Pull every line of the entries that has the word "xlabel".

※ ※ ※

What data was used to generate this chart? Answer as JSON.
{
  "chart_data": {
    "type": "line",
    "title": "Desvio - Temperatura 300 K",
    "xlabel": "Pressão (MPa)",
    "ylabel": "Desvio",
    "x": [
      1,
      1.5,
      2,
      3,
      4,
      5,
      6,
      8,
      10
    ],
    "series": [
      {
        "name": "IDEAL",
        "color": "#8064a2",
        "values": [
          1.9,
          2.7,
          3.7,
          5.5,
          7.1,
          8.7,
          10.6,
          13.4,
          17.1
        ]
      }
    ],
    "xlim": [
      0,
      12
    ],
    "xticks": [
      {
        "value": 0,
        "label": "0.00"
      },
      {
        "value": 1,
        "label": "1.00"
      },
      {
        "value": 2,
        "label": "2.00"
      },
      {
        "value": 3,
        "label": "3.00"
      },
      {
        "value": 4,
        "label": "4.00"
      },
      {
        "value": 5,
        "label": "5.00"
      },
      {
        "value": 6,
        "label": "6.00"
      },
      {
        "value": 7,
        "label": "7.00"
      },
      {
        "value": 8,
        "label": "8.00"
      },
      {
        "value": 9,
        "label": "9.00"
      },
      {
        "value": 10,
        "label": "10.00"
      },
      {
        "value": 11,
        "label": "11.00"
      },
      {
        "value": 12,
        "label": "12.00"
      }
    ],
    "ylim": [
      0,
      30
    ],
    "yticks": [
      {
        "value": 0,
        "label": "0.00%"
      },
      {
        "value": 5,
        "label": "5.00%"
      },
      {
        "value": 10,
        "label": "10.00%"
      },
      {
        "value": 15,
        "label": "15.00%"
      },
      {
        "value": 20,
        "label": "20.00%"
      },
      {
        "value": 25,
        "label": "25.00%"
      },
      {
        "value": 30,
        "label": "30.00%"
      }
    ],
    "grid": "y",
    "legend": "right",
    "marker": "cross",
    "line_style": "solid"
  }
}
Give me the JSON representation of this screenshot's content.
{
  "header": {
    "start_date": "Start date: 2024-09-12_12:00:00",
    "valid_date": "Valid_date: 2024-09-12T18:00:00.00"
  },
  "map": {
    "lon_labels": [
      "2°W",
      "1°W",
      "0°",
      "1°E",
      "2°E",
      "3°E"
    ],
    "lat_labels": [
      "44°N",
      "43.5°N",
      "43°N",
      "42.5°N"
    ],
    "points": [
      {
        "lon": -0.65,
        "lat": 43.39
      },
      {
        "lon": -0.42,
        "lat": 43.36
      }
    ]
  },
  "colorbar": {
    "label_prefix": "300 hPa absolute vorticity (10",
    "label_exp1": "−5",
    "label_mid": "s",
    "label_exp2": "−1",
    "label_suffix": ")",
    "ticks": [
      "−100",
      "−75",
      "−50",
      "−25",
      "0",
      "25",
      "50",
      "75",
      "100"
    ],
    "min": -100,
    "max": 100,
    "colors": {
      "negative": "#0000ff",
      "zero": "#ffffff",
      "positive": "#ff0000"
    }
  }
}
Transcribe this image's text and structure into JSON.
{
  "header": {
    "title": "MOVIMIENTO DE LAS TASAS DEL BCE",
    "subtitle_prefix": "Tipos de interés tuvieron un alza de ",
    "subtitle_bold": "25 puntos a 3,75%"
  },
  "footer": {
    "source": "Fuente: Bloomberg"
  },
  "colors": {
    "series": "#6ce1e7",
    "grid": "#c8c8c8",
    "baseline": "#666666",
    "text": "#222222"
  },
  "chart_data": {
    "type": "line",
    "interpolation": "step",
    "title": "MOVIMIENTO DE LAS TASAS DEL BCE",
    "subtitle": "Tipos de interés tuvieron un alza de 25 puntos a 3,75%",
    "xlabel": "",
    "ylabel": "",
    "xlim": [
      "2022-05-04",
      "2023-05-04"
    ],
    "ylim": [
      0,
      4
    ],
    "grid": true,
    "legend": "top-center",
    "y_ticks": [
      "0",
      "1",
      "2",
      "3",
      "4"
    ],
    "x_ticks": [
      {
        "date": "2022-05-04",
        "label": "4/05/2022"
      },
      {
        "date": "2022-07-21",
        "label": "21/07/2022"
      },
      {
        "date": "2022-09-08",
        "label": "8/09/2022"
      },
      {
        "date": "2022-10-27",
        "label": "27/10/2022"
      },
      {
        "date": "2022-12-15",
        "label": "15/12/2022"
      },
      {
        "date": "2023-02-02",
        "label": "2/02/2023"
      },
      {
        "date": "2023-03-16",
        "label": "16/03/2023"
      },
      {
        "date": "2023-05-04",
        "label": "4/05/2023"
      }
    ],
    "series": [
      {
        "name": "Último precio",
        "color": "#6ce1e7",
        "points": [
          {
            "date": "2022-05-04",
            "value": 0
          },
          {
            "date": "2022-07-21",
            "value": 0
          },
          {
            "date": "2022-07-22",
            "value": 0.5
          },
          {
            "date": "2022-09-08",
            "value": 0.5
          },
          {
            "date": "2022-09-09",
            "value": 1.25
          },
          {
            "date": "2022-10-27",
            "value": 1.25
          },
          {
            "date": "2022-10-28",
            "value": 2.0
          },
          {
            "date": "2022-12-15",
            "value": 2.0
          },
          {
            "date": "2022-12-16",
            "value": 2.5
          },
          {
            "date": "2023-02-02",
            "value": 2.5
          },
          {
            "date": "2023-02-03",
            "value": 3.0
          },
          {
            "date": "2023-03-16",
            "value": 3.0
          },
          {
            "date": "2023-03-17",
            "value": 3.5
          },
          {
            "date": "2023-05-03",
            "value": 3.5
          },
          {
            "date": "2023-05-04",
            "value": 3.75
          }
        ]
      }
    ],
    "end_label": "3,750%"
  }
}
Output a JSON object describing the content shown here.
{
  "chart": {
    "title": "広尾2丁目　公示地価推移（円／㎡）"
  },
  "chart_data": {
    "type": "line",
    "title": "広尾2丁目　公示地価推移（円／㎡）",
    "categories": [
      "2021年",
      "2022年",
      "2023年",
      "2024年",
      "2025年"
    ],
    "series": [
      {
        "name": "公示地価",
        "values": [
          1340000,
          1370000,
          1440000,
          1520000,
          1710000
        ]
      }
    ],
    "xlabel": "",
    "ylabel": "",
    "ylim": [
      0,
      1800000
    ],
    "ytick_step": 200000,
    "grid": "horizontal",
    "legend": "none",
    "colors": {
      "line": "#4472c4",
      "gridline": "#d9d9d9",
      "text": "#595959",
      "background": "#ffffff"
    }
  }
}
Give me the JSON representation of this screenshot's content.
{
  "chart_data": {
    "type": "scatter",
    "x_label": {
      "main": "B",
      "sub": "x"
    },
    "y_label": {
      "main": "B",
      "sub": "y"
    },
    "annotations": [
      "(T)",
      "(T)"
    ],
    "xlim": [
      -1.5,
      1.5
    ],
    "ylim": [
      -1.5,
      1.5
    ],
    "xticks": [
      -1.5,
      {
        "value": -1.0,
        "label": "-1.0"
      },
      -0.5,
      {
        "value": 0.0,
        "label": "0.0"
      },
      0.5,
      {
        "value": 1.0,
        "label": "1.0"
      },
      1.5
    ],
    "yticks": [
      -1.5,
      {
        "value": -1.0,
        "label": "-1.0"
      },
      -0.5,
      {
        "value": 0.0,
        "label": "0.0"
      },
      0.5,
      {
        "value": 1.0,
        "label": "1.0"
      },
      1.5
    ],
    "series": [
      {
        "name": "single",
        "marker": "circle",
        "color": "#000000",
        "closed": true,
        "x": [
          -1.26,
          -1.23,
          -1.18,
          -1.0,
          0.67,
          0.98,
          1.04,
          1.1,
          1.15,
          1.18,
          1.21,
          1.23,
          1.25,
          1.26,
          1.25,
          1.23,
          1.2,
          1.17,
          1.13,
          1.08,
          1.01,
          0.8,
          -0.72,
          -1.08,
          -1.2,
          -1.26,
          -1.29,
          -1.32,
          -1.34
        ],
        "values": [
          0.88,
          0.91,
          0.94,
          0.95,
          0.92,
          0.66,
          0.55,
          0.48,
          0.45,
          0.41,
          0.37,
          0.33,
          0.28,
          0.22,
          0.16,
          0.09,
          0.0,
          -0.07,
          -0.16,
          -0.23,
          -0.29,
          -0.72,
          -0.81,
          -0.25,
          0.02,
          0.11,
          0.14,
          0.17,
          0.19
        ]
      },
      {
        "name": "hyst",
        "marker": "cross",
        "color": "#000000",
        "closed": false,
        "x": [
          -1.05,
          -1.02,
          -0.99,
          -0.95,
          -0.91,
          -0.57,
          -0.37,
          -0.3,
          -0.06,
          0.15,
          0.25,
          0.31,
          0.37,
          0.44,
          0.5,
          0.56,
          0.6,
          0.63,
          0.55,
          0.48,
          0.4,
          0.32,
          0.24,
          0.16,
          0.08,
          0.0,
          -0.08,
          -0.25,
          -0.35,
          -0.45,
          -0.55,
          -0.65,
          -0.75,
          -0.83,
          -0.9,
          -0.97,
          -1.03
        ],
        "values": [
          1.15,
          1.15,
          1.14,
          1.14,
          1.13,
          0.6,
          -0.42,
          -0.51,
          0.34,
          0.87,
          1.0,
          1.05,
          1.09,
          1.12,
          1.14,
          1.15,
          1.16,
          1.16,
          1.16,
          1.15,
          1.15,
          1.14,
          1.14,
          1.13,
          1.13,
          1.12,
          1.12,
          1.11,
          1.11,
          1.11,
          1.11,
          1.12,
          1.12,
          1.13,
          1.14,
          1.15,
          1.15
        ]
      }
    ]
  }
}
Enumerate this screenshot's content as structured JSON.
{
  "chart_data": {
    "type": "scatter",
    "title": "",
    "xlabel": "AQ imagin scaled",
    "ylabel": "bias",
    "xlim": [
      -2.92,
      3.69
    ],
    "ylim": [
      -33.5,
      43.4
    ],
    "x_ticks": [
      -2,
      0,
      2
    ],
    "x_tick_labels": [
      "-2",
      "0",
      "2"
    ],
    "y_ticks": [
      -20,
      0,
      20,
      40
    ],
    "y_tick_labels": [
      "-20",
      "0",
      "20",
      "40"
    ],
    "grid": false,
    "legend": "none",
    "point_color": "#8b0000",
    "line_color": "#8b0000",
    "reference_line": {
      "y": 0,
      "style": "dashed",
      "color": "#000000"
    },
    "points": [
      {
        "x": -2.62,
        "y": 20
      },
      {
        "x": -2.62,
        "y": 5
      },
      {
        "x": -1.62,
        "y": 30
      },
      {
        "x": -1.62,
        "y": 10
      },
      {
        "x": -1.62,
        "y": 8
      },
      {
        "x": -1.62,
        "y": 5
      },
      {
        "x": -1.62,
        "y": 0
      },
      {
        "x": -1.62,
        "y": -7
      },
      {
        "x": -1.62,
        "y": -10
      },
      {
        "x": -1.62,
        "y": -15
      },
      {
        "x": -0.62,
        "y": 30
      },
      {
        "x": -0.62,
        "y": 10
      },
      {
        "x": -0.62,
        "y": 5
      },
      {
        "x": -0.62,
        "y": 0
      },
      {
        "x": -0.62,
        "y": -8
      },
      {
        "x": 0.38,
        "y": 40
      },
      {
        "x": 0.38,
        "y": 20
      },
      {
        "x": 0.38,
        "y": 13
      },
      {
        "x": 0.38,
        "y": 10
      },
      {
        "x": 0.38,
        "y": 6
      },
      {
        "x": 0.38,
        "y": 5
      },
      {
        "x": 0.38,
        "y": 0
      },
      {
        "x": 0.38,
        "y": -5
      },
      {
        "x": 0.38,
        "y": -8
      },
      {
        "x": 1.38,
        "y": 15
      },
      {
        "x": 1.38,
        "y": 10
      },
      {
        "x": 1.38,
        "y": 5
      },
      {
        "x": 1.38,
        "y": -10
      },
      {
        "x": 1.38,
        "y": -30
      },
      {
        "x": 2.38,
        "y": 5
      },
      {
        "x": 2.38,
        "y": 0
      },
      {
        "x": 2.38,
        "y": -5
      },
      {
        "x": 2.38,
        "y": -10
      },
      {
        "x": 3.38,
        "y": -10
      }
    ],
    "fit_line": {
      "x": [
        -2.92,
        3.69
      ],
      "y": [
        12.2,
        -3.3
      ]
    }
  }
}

※ ※ ※

» Response to this exercise
    "xlabel": "Pressão (MPa)",
    "xlabel": "",
    "xlabel": "",
    "xlabel": "AQ imagin scaled",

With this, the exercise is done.